→ Short exercise:
Write out every entry word for word.

Source records:

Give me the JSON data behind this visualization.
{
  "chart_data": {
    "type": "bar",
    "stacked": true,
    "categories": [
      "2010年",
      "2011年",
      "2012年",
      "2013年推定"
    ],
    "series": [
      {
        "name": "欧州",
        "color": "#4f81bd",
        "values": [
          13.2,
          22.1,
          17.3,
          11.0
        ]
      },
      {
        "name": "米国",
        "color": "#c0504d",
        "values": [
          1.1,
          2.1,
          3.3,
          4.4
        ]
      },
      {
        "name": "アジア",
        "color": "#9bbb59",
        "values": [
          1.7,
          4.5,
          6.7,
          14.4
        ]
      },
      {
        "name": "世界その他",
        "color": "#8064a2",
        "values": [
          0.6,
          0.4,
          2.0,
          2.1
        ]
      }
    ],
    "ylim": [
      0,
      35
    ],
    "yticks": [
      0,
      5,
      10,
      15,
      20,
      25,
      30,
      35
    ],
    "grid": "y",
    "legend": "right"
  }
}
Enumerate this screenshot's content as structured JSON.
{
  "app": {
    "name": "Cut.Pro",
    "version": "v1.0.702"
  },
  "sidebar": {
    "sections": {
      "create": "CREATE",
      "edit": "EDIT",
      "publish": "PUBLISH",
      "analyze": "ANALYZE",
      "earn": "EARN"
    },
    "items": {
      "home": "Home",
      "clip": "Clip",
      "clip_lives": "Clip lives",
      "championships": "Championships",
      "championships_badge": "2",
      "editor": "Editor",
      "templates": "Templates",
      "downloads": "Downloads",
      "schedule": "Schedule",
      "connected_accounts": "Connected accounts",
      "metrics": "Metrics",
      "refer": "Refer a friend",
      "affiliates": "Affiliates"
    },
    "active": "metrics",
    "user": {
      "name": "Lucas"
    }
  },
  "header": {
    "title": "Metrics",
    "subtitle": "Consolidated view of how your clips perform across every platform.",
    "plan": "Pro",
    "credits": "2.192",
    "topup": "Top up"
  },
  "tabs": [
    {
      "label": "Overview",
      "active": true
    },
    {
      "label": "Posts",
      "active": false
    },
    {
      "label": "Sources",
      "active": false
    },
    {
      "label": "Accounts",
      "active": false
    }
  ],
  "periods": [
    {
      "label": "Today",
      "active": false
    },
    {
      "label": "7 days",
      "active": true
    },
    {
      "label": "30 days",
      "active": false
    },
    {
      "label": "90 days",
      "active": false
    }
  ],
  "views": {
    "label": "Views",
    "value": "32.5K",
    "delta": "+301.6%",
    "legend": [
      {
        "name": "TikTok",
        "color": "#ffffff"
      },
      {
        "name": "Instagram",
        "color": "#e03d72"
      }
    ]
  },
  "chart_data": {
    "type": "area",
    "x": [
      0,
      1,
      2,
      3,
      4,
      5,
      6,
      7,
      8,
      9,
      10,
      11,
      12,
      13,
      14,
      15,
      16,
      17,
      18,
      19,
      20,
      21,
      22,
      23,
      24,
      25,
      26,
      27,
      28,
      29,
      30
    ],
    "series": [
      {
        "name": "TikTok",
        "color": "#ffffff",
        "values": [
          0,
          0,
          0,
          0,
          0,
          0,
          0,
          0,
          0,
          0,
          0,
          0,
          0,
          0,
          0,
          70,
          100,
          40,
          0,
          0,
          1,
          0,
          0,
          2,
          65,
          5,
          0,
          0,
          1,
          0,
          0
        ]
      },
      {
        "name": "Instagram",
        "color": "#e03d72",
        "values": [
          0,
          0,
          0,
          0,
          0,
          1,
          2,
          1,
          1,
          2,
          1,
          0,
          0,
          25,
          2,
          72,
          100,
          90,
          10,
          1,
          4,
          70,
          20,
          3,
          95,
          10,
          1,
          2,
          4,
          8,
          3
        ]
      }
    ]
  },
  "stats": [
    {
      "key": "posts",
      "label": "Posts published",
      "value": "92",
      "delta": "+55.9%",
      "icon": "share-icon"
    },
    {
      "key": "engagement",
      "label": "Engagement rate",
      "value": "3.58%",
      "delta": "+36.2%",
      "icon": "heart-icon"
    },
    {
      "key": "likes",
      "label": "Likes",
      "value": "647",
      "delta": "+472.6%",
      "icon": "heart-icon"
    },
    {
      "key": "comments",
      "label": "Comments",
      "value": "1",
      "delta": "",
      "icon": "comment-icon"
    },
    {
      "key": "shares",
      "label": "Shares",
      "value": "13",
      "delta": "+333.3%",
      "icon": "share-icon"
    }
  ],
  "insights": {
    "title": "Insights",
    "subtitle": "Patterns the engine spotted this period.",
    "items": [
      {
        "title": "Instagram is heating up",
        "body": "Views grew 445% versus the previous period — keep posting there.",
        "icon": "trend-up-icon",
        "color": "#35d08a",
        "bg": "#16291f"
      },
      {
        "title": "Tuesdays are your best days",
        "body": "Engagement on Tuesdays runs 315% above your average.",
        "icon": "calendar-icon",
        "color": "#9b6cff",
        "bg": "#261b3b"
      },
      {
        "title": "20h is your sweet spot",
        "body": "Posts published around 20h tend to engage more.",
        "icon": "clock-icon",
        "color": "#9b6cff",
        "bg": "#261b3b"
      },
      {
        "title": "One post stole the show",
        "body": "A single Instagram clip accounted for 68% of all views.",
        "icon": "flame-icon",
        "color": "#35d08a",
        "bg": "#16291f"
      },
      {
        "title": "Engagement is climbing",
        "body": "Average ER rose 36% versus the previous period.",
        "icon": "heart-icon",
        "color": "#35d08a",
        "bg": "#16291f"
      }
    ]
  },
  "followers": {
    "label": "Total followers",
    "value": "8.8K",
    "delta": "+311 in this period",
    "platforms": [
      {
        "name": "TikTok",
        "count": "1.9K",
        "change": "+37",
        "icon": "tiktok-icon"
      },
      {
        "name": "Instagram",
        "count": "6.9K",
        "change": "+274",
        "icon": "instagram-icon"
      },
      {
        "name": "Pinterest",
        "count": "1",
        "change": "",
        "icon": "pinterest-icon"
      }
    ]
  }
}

→ Worked solution:
Give me the JSON data behind this visualization.
{
  "chart_data": {
    "type": "bar",
    "stacked": true,
    "categories": [
      "2010年",
      "2011年",
      "2012年",
      "2013年推定"
    ],
    "series": [
      {
        "name": "欧州",
        "color": "#4f81bd",
        "values": [
          13.2,
          22.1,
          17.3,
          11.0
        ]
      },
      {
        "name": "米国",
        "color": "#c0504d",
        "values": [
          1.1,
          2.1,
          3.3,
          4.4
        ]
      },
      {
        "name": "アジア",
        "color": "#9bbb59",
        "values": [
          1.7,
          4.5,
          6.7,
          14.4
        ]
      },
      {
        "name": "世界その他",
        "color": "#8064a2",
        "values": [
          0.6,
          0.4,
          2.0,
          2.1
        ]
      }
    ],
    "ylim": [
      0,
      35
    ],
    "yticks": [
      0,
      5,
      10,
      15,
      20,
      25,
      30,
      35
    ],
    "grid": "y",
    "legend": "right"
  }
}
Enumerate this screenshot's content as structured JSON.
{
  "app": {
    "name": "Cut.Pro",
    "version": "v1.0.702"
  },
  "sidebar": {
    "sections": {
      "create": "CREATE",
      "edit": "EDIT",
      "publish": "PUBLISH",
      "analyze": "ANALYZE",
      "earn": "EARN"
    },
    "items": {
      "home": "Home",
      "clip": "Clip",
      "clip_lives": "Clip lives",
      "championships": "Championships",
      "championships_badge": "2",
      "editor": "Editor",
      "templates": "Templates",
      "downloads": "Downloads",
      "schedule": "Schedule",
      "connected_accounts": "Connected accounts",
      "metrics": "Metrics",
      "refer": "Refer a friend",
      "affiliates": "Affiliates"
    },
    "active": "metrics",
    "user": {
      "name": "Lucas"
    }
  },
  "header": {
    "title": "Metrics",
    "subtitle": "Consolidated view of how your clips perform across every platform.",
    "plan": "Pro",
    "credits": "2.192",
    "topup": "Top up"
  },
  "tabs": [
    {
      "label": "Overview",
      "active": true
    },
    {
      "label": "Posts",
      "active": false
    },
    {
      "label": "Sources",
      "active": false
    },
    {
      "label": "Accounts",
      "active": false
    }
  ],
  "periods": [
    {
      "label": "Today",
      "active": false
    },
    {
      "label": "7 days",
      "active": true
    },
    {
      "label": "30 days",
      "active": false
    },
    {
      "label": "90 days",
      "active": false
    }
  ],
  "views": {
    "label": "Views",
    "value": "32.5K",
    "delta": "+301.6%",
    "legend": [
      {
        "name": "TikTok",
        "color": "#ffffff"
      },
      {
        "name": "Instagram",
        "color": "#e03d72"
      }
    ]
  },
  "chart_data": {
    "type": "area",
    "x": [
      0,
      1,
      2,
      3,
      4,
      5,
      6,
      7,
      8,
      9,
      10,
      11,
      12,
      13,
      14,
      15,
      16,
      17,
      18,
      19,
      20,
      21,
      22,
      23,
      24,
      25,
      26,
      27,
      28,
      29,
      30
    ],
    "series": [
      {
        "name": "TikTok",
        "color": "#ffffff",
        "values": [
          0,
          0,
          0,
          0,
          0,
          0,
          0,
          0,
          0,
          0,
          0,
          0,
          0,
          0,
          0,
          70,
          100,
          40,
          0,
          0,
          1,
          0,
          0,
          2,
          65,
          5,
          0,
          0,
          1,
          0,
          0
        ]
      },
      {
        "name": "Instagram",
        "color": "#e03d72",
        "values": [
          0,
          0,
          0,
          0,
          0,
          1,
          2,
          1,
          1,
          2,
          1,
          0,
          0,
          25,
          2,
          72,
          100,
          90,
          10,
          1,
          4,
          70,
          20,
          3,
          95,
          10,
          1,
          2,
          4,
          8,
          3
        ]
      }
    ]
  },
  "stats": [
    {
      "key": "posts",
      "label": "Posts published",
      "value": "92",
      "delta": "+55.9%",
      "icon": "share-icon"
    },
    {
      "key": "engagement",
      "label": "Engagement rate",
      "value": "3.58%",
      "delta": "+36.2%",
      "icon": "heart-icon"
    },
    {
      "key": "likes",
      "label": "Likes",
      "value": "647",
      "delta": "+472.6%",
      "icon": "heart-icon"
    },
    {
      "key": "comments",
      "label": "Comments",
      "value": "1",
      "delta": "",
      "icon": "comment-icon"
    },
    {
      "key": "shares",
      "label": "Shares",
      "value": "13",
      "delta": "+333.3%",
      "icon": "share-icon"
    }
  ],
  "insights": {
    "title": "Insights",
    "subtitle": "Patterns the engine spotted this period.",
    "items": [
      {
        "title": "Instagram is heating up",
        "body": "Views grew 445% versus the previous period — keep posting there.",
        "icon": "trend-up-icon",
        "color": "#35d08a",
        "bg": "#16291f"
      },
      {
        "title": "Tuesdays are your best days",
        "body": "Engagement on Tuesdays runs 315% above your average.",
        "icon": "calendar-icon",
        "color": "#9b6cff",
        "bg": "#261b3b"
      },
      {
        "title": "20h is your sweet spot",
        "body": "Posts published around 20h tend to engage more.",
        "icon": "clock-icon",
        "color": "#9b6cff",
        "bg": "#261b3b"
      },
      {
        "title": "One post stole the show",
        "body": "A single Instagram clip accounted for 68% of all views.",
        "icon": "flame-icon",
        "color": "#35d08a",
        "bg": "#16291f"
      },
      {
        "title": "Engagement is climbing",
        "body": "Average ER rose 36% versus the previous period.",
        "icon": "heart-icon",
        "color": "#35d08a",
        "bg": "#16291f"
      }
    ]
  },
  "followers": {
    "label": "Total followers",
    "value": "8.8K",
    "delta": "+311 in this period",
    "platforms": [
      {
        "name": "TikTok",
        "count": "1.9K",
        "change": "+37",
        "icon": "tiktok-icon"
      },
      {
        "name": "Instagram",
        "count": "6.9K",
        "change": "+274",
        "icon": "instagram-icon"
      },
      {
        "name": "Pinterest",
        "count": "1",
        "change": "",
        "icon": "pinterest-icon"
      }
    ]
  }
}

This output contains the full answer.